start

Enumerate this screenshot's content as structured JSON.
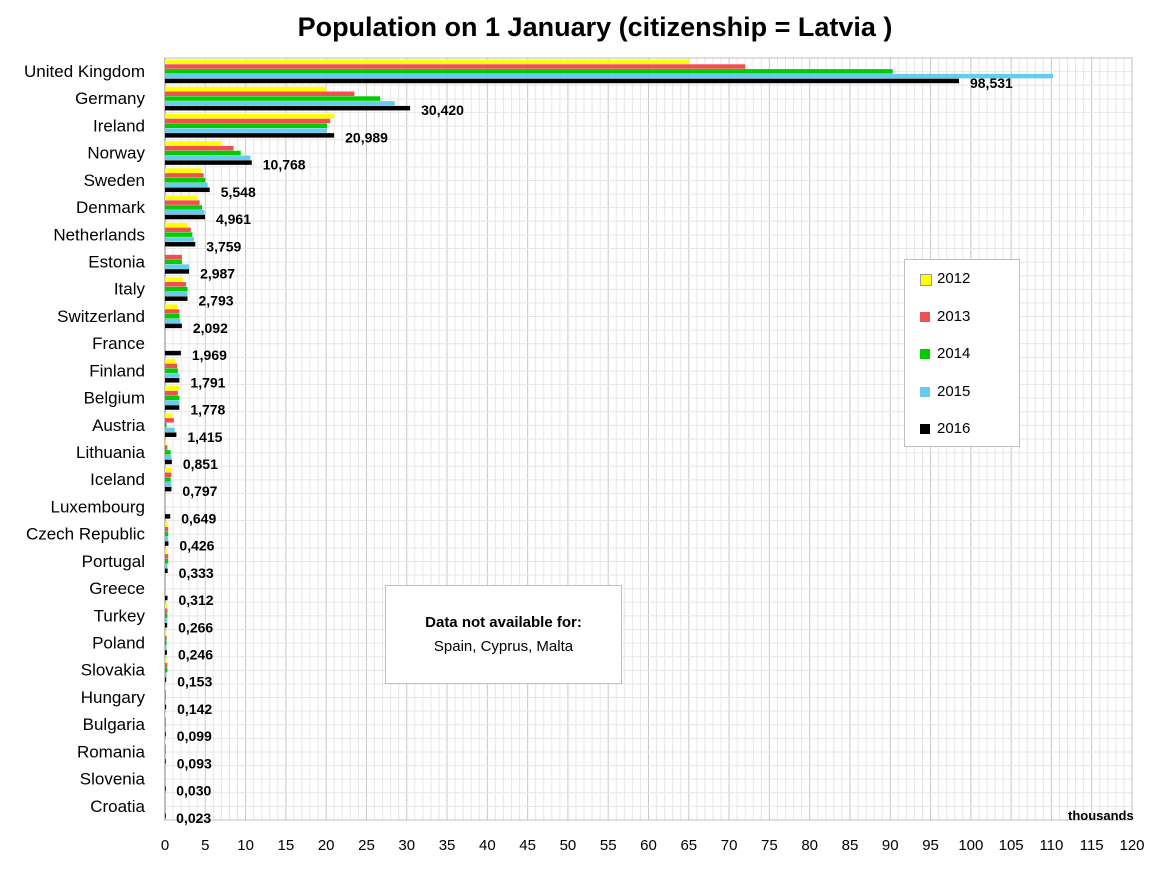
{
  "chart_data": {
    "type": "bar",
    "orientation": "horizontal",
    "title": "Population on 1 January (citizenship = Latvia )",
    "unit_label": "thousands",
    "xlim": [
      0,
      120
    ],
    "x_ticks": [
      "0",
      "5",
      "10",
      "15",
      "20",
      "25",
      "30",
      "35",
      "40",
      "45",
      "50",
      "55",
      "60",
      "65",
      "70",
      "75",
      "80",
      "85",
      "90",
      "95",
      "100",
      "105",
      "110",
      "115",
      "120"
    ],
    "grid": true,
    "legend_position": "right",
    "categories": [
      "United Kingdom",
      "Germany",
      "Ireland",
      "Norway",
      "Sweden",
      "Denmark",
      "Netherlands",
      "Estonia",
      "Italy",
      "Switzerland",
      "France",
      "Finland",
      "Belgium",
      "Austria",
      "Lithuania",
      "Iceland",
      "Luxembourg",
      "Czech Republic",
      "Portugal",
      "Greece",
      "Turkey",
      "Poland",
      "Slovakia",
      "Hungary",
      "Bulgaria",
      "Romania",
      "Slovenia",
      "Croatia"
    ],
    "series": [
      {
        "name": "2012",
        "color": "#FFFF00",
        "values": [
          65,
          20,
          21,
          7,
          4.5,
          4,
          2.8,
          0,
          2.2,
          1.5,
          0,
          1.3,
          1.8,
          0.9,
          0.2,
          0.8,
          0,
          0.4,
          0.3,
          0,
          0.3,
          0.2,
          0.2,
          0.1,
          0.1,
          0.1,
          0,
          0
        ]
      },
      {
        "name": "2013",
        "color": "#F05050",
        "values": [
          72,
          23.5,
          20.5,
          8.5,
          4.8,
          4.3,
          3.2,
          2.1,
          2.6,
          1.8,
          0,
          1.5,
          1.6,
          1.1,
          0.3,
          0.8,
          0,
          0.4,
          0.4,
          0,
          0.3,
          0.2,
          0.3,
          0.1,
          0.1,
          0.1,
          0,
          0
        ]
      },
      {
        "name": "2014",
        "color": "#00CC00",
        "values": [
          90.3,
          26.7,
          20.1,
          9.4,
          5,
          4.6,
          3.4,
          2.1,
          2.8,
          1.8,
          0,
          1.6,
          1.8,
          0.2,
          0.7,
          0.7,
          0,
          0.4,
          0.4,
          0,
          0.3,
          0.2,
          0.3,
          0.1,
          0.1,
          0.1,
          0,
          0
        ]
      },
      {
        "name": "2015",
        "color": "#66CCEE",
        "values": [
          110.2,
          28.5,
          20.1,
          10.6,
          5.3,
          4.9,
          3.6,
          3,
          2.8,
          1.9,
          0,
          1.8,
          1.8,
          1.2,
          0.8,
          0.8,
          0,
          0.4,
          0.3,
          0,
          0.3,
          0.2,
          0.2,
          0.1,
          0.1,
          0.1,
          0,
          0
        ]
      },
      {
        "name": "2016",
        "color": "#000000",
        "values": [
          98.531,
          30.42,
          20.989,
          10.768,
          5.548,
          4.961,
          3.759,
          2.987,
          2.793,
          2.092,
          1.969,
          1.791,
          1.778,
          1.415,
          0.851,
          0.797,
          0.649,
          0.426,
          0.333,
          0.312,
          0.266,
          0.246,
          0.153,
          0.142,
          0.099,
          0.093,
          0.03,
          0.023
        ]
      }
    ],
    "data_labels_2016": [
      "98,531",
      "30,420",
      "20,989",
      "10,768",
      "5,548",
      "4,961",
      "3,759",
      "2,987",
      "2,793",
      "2,092",
      "1,969",
      "1,791",
      "1,778",
      "1,415",
      "0,851",
      "0,797",
      "0,649",
      "0,426",
      "0,333",
      "0,312",
      "0,266",
      "0,246",
      "0,153",
      "0,142",
      "0,099",
      "0,093",
      "0,030",
      "0,023"
    ],
    "annotation": {
      "title": "Data not available for:",
      "body": "Spain, Cyprus, Malta"
    }
  }
}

end

- Short task -
Using the listing above, locate the lines that hold "color" and copy each one.

- Response below -
        "color": "#FFFF00",
        "color": "#F05050",
        "color": "#00CC00",
        "color": "#66CCEE",
        "color": "#000000",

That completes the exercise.